— begin Given data —
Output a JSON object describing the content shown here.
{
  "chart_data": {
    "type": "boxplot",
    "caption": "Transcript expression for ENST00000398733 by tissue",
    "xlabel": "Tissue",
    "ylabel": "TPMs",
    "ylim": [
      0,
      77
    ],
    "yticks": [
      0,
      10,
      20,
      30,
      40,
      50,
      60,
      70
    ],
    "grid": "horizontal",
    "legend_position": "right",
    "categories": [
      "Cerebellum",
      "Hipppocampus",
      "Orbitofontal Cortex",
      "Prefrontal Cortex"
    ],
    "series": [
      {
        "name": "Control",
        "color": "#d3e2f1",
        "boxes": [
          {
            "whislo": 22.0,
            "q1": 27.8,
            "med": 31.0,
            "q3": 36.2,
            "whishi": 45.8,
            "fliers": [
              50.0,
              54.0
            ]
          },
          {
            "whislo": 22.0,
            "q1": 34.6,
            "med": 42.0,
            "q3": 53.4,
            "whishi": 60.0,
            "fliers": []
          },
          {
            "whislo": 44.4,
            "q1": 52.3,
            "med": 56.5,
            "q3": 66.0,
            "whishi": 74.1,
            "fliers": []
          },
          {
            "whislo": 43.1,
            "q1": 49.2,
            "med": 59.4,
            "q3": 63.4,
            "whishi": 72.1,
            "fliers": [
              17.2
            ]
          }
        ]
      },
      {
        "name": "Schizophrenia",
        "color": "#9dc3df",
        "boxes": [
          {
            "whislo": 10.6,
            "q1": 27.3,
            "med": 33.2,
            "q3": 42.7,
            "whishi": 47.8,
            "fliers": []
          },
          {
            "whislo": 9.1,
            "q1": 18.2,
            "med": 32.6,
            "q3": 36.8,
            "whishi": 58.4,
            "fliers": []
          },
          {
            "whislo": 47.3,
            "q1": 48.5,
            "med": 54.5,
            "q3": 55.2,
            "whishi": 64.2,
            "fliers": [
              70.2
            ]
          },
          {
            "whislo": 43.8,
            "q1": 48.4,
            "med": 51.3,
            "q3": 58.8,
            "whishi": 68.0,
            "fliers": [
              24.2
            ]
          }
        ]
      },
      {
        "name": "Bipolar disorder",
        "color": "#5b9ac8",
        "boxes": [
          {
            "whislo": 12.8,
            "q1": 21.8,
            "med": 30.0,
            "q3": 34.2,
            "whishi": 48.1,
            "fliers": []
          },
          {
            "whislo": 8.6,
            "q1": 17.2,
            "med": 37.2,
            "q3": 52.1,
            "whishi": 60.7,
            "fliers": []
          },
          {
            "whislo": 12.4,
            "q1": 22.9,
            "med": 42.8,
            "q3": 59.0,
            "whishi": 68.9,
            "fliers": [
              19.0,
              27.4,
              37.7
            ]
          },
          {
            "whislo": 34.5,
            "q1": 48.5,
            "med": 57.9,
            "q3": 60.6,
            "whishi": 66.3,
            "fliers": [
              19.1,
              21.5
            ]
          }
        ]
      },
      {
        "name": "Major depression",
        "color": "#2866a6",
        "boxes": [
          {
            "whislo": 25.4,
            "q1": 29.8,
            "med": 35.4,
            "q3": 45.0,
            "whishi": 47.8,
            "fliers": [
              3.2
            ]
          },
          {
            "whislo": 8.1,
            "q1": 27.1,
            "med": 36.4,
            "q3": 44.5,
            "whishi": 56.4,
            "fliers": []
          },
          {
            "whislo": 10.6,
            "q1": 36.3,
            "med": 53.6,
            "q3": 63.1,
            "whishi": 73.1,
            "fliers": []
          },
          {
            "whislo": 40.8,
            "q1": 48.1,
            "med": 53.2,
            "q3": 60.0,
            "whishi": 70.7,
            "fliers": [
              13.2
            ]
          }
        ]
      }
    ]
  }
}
— end Given data —
Go through the listing above and locate each line that holds the word "name". Copy those lines.

◆ Output of the task:
        "name": "Control",
        "name": "Schizophrenia",
        "name": "Bipolar disorder",
        "name": "Major depression",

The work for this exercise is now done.